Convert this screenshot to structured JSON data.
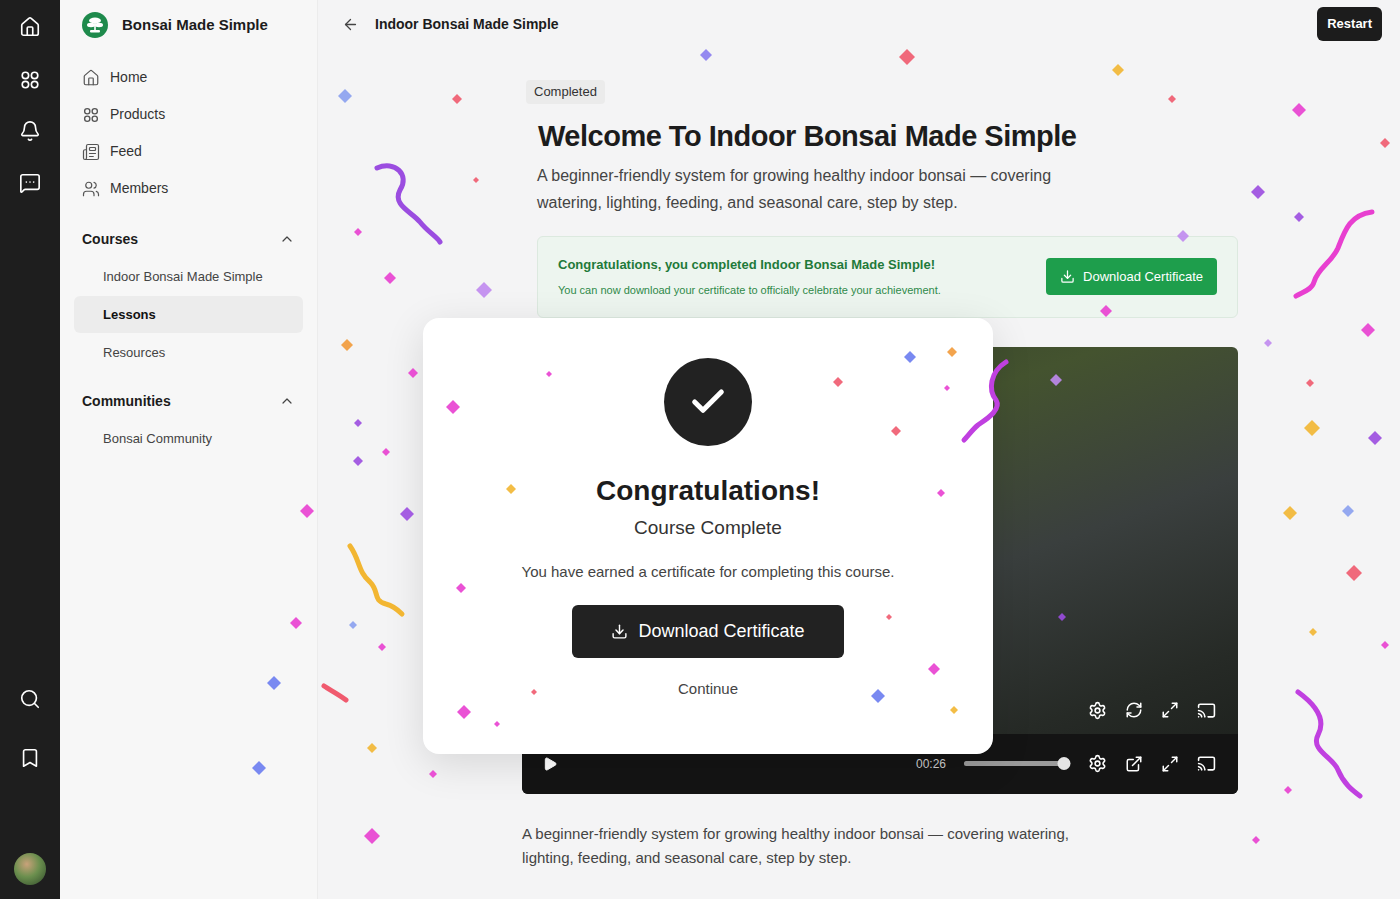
{
  "app": {
    "name": "Bonsai Made Simple"
  },
  "sidebar": {
    "items": [
      {
        "label": "Home"
      },
      {
        "label": "Products"
      },
      {
        "label": "Feed"
      },
      {
        "label": "Members"
      }
    ],
    "sections": [
      {
        "title": "Courses",
        "expanded": true,
        "items": [
          {
            "label": "Indoor Bonsai Made Simple",
            "selected": false
          },
          {
            "label": "Lessons",
            "selected": true
          },
          {
            "label": "Resources",
            "selected": false
          }
        ]
      },
      {
        "title": "Communities",
        "expanded": true,
        "items": [
          {
            "label": "Bonsai Community",
            "selected": false
          }
        ]
      }
    ]
  },
  "header": {
    "title": "Indoor Bonsai Made Simple",
    "button": "Restart"
  },
  "course": {
    "badge": "Completed",
    "title": "Welcome To Indoor Bonsai Made Simple",
    "description": "A beginner-friendly system for growing healthy indoor bonsai — covering watering, lighting, feeding, and seasonal care, step by step."
  },
  "banner": {
    "title": "Congratulations, you completed Indoor Bonsai Made Simple!",
    "text": "You can now download your certificate to officially celebrate your achievement.",
    "button": "Download Certificate"
  },
  "video": {
    "time": "00:26",
    "volume": {
      "level": 1
    }
  },
  "footer": {
    "text": "A beginner-friendly system for growing healthy indoor bonsai — covering watering, lighting, feeding, and seasonal care, step by step."
  },
  "modal": {
    "title": "Congratulations!",
    "subtitle": "Course Complete",
    "text": "You have earned a certificate for completing this course.",
    "button": "Download Certificate",
    "link": "Continue"
  }
}
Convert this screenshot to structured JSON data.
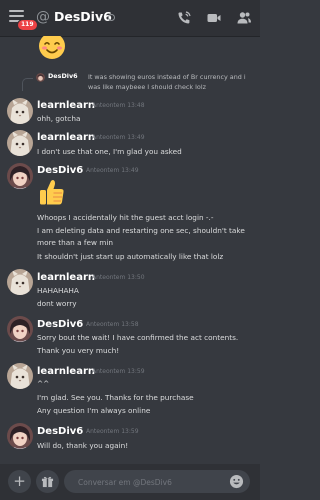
{
  "header": {
    "channel_name": "DesDiv6",
    "badge_count": "119",
    "at_symbol": "@"
  },
  "reply": {
    "author": "DesDiv6",
    "text": "It was showing euros instead of Br currency and i was like maybeee I should check lolz"
  },
  "messages": [
    {
      "author": "learnlearn",
      "author_color": "#ffffff",
      "time": "Anteontem 13:48",
      "lines": [
        "ohh, gotcha"
      ]
    },
    {
      "author": "learnlearn",
      "author_color": "#ffffff",
      "time": "Anteontem 13:49",
      "lines": [
        "I don't use that one, I'm glad you asked"
      ]
    },
    {
      "author": "DesDiv6",
      "author_color": "#ffffff",
      "time": "Anteontem 13:49",
      "lines": [
        "Whoops I accidentally hit the guest acct login -.-",
        "I am deleting data and restarting one sec, shouldn't take",
        "more than a few min",
        "It shouldn't just start up automatically like that lolz"
      ]
    },
    {
      "author": "learnlearn",
      "author_color": "#ffffff",
      "time": "Anteontem 13:50",
      "lines": [
        "HAHAHAHA",
        "dont worry"
      ]
    },
    {
      "author": "DesDiv6",
      "author_color": "#ffffff",
      "time": "Anteontem 13:58",
      "lines": [
        "Sorry bout the wait! I have confirmed the act contents.",
        "Thank you very much!"
      ]
    },
    {
      "author": "learnlearn",
      "author_color": "#ffffff",
      "time": "Anteontem 13:59",
      "lines": [
        "^^",
        "I'm glad. See you. Thanks for the purchase",
        "Any question I'm always online"
      ]
    },
    {
      "author": "DesDiv6",
      "author_color": "#ffffff",
      "time": "Anteontem 13:59",
      "lines": [
        "Will do, thank you again!"
      ]
    }
  ],
  "composer": {
    "placeholder": "Conversar em @DesDiv6",
    "plus": "+"
  },
  "colors": {
    "background": "#36393f",
    "header": "#2f3136",
    "input": "#40444b",
    "mention_badge": "#ed4245"
  }
}
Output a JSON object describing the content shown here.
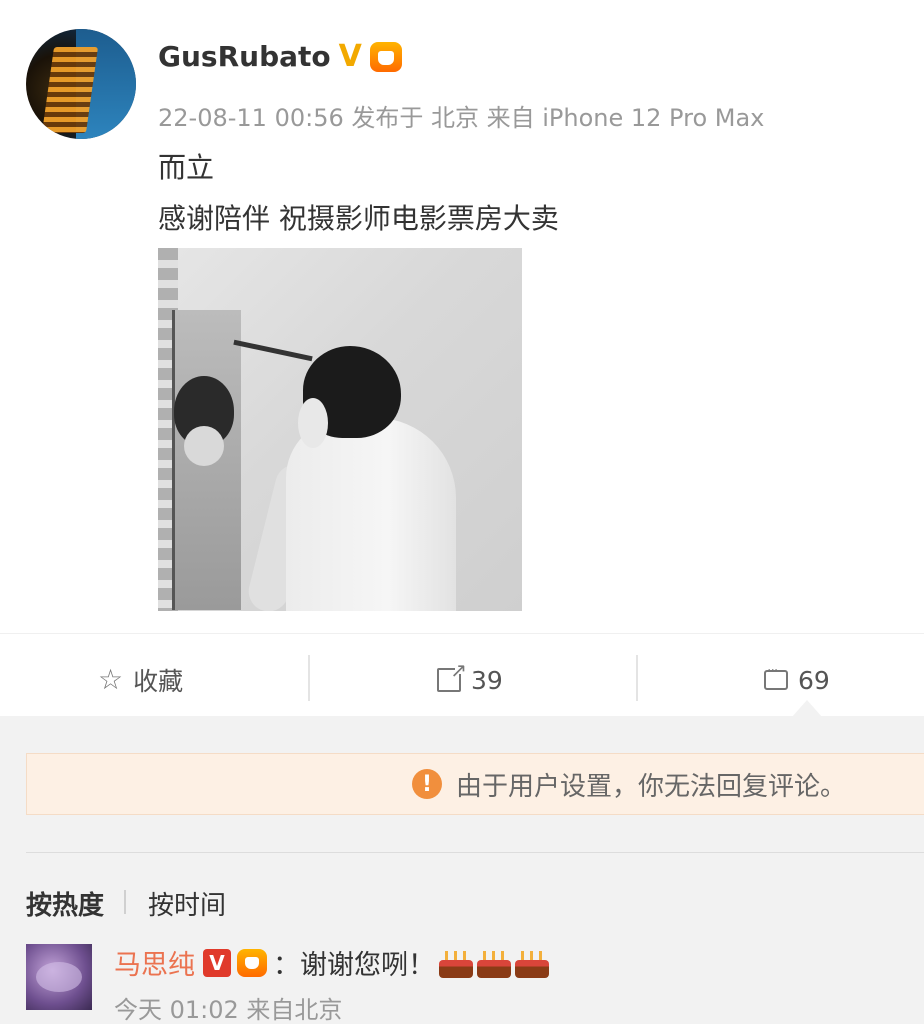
{
  "post": {
    "username": "GusRubato",
    "meta": "22-08-11 00:56 发布于 北京 来自 iPhone 12 Pro Max",
    "line1": "而立",
    "line2": "感谢陪伴 祝摄影师电影票房大卖"
  },
  "actions": {
    "favorite_label": "收藏",
    "share_count": "39",
    "comment_count": "69"
  },
  "notice": {
    "text": "由于用户设置，你无法回复评论。"
  },
  "sort": {
    "by_hot": "按热度",
    "by_time": "按时间"
  },
  "comment": {
    "name": "马思纯",
    "badge": "V",
    "text": "：谢谢您咧！",
    "time": "今天 01:02 来自北京"
  },
  "colors": {
    "accent_name": "#eb7350",
    "notice_bg": "#fdf0e4",
    "warn_icon": "#f18f3d",
    "verified_gold": "#f2a900"
  },
  "icons": [
    "star-icon",
    "share-icon",
    "comment-icon",
    "warning-icon",
    "verified-icon",
    "vip-icon",
    "cake-icon"
  ]
}
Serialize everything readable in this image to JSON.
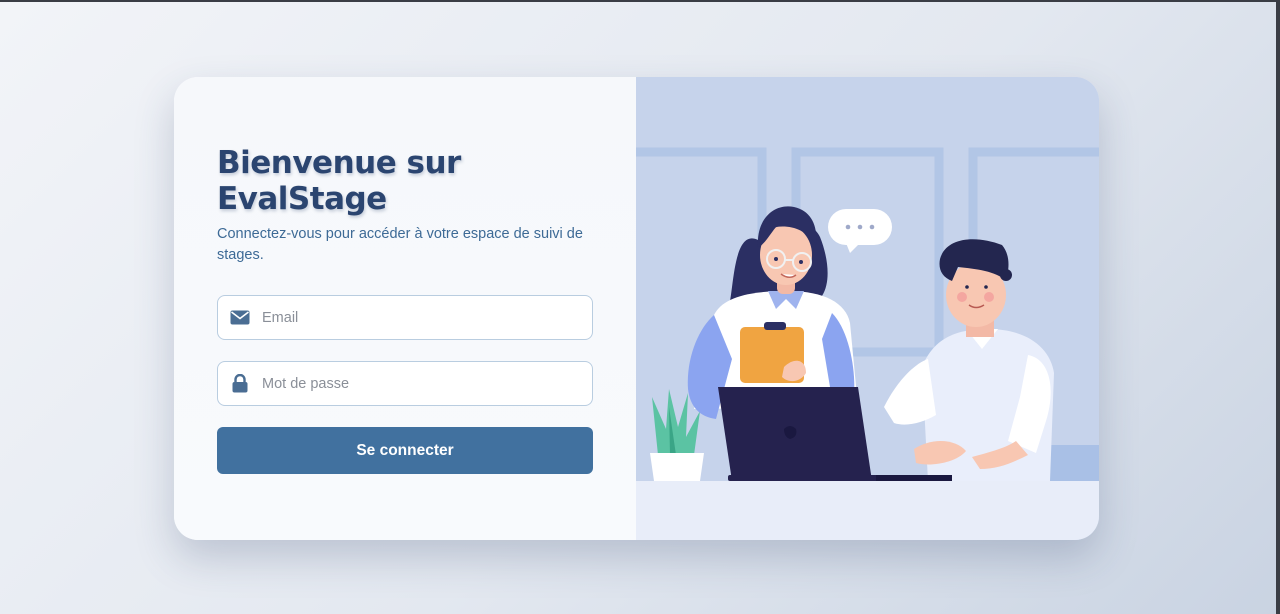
{
  "login": {
    "title": "Bienvenue sur EvalStage",
    "subtitle": "Connectez-vous pour accéder à votre espace de suivi de stages.",
    "email_placeholder": "Email",
    "password_placeholder": "Mot de passe",
    "submit_label": "Se connecter"
  },
  "icons": {
    "email": "envelope-icon",
    "password": "lock-icon"
  },
  "colors": {
    "accent": "#41719f",
    "title": "#2b4570",
    "illustration_bg": "#c6d3eb"
  }
}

----

• **Given request**
State only how many lines in the material include "glad".

• **Answer to this problem**
2